--- Exercise passage ---

Who are the folks buying in BS? For the most part it’s people who are not rich, looking for value and willing to make some compromises with respect to the neighborhood and its lack of amenities. At $1mm you are pricing out a lot of first time homebuyers who would otherwise consider BS because of the great brownstone stock. IMHO, it’s far better if 1,000 homes exchanged hands at $500k then 10 homes at $1mm. Brokers have to understand that BS is not a sprint but rather a marathon, i.e., getting to FG/CH status will take some time. In this regard, prices can not get ahead of the neighborhood. I firmly believe that brokers must do a better job of explaining this basic concept to prospective sellers. Right now expectations are too unrealistic.
I don’t care about brownstone prices in FG and CH. Those nabes are much further along in the gentrification experiment. FG/CH are much smaller communities, so gentrification there was more easily obtained. In the beginning, FG/CH prices stayed low enough to bring about a critical demographic change. If you have 150 home sales over a five year period in FG/CH that produced a sizeable demographic shift because the area is so small. This in turn promoted economic and real estate development in the community.

--- Source material ---

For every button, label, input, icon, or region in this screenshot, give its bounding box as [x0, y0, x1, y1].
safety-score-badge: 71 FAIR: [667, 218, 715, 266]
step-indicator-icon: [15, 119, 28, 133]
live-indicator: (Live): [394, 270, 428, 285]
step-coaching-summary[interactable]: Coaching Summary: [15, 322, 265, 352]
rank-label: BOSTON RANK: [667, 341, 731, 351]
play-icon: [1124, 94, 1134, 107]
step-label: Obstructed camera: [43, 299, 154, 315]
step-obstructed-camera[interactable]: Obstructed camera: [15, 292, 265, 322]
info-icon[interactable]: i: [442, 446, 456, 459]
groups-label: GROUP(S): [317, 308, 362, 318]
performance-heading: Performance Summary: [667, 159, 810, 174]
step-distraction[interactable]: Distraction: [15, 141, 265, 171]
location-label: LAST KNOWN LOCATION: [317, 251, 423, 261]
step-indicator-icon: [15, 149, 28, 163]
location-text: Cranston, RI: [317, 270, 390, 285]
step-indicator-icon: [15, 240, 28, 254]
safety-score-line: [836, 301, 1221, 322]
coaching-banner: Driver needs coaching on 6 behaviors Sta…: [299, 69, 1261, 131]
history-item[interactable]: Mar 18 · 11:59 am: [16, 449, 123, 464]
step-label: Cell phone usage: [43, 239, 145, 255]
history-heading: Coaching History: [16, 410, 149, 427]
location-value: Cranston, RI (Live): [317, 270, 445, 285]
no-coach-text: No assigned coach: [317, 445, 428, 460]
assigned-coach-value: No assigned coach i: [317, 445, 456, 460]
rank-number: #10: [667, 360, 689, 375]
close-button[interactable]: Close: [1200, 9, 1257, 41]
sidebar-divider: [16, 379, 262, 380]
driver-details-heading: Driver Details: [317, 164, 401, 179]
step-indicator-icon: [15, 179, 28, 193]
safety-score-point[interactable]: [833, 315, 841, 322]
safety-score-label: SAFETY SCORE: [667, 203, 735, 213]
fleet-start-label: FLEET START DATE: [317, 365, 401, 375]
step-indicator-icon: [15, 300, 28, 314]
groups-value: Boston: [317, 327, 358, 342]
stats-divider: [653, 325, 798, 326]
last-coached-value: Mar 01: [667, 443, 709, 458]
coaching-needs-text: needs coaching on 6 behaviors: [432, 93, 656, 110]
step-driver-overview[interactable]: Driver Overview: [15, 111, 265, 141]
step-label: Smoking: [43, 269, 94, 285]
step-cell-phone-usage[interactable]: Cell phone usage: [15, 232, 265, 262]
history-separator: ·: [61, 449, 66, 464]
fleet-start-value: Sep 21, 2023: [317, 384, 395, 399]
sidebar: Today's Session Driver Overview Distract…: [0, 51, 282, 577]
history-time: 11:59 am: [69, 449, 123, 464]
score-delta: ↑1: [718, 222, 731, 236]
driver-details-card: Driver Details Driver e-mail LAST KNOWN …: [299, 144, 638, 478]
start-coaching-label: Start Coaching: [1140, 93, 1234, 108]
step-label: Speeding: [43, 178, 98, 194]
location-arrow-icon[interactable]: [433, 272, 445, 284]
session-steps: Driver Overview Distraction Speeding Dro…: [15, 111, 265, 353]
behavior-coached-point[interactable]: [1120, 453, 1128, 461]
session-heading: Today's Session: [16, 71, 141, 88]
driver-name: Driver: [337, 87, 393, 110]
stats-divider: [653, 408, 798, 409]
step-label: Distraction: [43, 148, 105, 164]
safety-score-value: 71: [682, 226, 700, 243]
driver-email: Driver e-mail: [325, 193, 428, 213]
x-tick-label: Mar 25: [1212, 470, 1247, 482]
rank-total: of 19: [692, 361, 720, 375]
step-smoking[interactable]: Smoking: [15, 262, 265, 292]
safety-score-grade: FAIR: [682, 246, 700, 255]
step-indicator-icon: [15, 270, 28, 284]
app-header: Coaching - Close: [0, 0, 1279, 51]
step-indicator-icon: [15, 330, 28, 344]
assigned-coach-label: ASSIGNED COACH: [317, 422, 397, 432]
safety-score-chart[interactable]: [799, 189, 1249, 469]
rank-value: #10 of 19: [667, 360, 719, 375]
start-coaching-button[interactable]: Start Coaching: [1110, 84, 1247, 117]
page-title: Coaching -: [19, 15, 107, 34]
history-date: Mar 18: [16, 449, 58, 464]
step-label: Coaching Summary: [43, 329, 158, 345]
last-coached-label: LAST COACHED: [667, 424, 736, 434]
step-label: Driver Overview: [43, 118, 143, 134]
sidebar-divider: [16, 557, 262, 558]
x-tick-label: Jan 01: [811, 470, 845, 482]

---

*Things to do:*
1. Decide whether each statement agrees with the comment on brownstone prices: (a) the writer wants brokers to do more to explain to prospective sellers that prices cannot get ahead of the neighborhood; (b) FG and CH are described as larger communities than BS; (c) the writer would rather see 10 homes sell at $1mm than 1,000 homes sell at $500k. Answer yes or no for each and quote the deciding words of the comment.
2. Rewrite the paragraph of the comment on brownstone prices that begins "I don’t care about brownstone prices in FG and CH" as a short bulleted list that keeps its main facts.

*Answers for the exercise:*
1.
(a) Yes: "I firmly believe that brokers must do a better job of explaining this basic concept to prospective sellers."
(b) No: "FG/CH are much smaller communities, so gentrification there was more easily obtained."
(c) No: "IMHO, it’s far better if 1,000 homes exchanged hands at $500k then 10 homes at $1mm."

2.
- Brownstone prices in FG and CH do not concern the writer, since those neighborhoods are much further along in gentrification.
- FG/CH are much smaller communities, which made gentrification easier to achieve there.
- Early on, FG/CH prices stayed low enough to bring about a critical demographic change.
- Because the area is so small, 150 home sales over five years produced a sizeable demographic shift.
- That shift in turn promoted economic and real estate development in the community.